##### Extracted information

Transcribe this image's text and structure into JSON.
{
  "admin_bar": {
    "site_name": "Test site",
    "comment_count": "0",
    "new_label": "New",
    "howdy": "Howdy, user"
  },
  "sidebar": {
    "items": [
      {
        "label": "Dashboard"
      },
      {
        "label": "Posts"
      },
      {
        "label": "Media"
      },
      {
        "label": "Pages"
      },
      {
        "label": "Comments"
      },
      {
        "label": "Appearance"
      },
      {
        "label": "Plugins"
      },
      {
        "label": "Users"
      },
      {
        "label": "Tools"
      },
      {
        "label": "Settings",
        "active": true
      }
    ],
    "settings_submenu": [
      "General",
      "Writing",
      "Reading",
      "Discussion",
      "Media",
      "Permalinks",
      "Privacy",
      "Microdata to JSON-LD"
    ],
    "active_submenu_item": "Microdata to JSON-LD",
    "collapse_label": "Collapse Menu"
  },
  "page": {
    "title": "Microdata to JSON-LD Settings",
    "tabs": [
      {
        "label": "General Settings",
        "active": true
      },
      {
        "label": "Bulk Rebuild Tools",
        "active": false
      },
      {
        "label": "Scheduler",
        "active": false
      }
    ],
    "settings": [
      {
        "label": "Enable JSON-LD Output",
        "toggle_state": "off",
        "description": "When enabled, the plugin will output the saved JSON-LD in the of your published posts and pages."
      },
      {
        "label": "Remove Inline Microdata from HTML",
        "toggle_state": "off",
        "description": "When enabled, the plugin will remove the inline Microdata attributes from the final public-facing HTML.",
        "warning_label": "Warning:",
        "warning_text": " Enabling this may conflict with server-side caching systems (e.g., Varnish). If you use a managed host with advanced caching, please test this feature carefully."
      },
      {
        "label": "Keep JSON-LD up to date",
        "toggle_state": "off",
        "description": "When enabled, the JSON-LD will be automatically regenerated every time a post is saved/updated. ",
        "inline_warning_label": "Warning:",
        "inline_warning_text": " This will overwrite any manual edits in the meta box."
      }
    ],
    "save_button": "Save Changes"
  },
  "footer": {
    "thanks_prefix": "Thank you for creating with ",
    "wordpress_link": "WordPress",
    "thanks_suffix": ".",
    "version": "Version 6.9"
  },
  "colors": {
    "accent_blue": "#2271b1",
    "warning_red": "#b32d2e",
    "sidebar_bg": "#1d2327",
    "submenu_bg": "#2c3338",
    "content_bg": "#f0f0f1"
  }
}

##########

Go through the entries above and copy every line containing "description".

        "description": "When enabled, the plugin will output the saved JSON-LD in the of your published posts and pages."
        "description": "When enabled, the plugin will remove the inline Microdata attributes from the final public-facing HTML.",
        "description": "When enabled, the JSON-LD will be automatically regenerated every time a post is saved/updated. ",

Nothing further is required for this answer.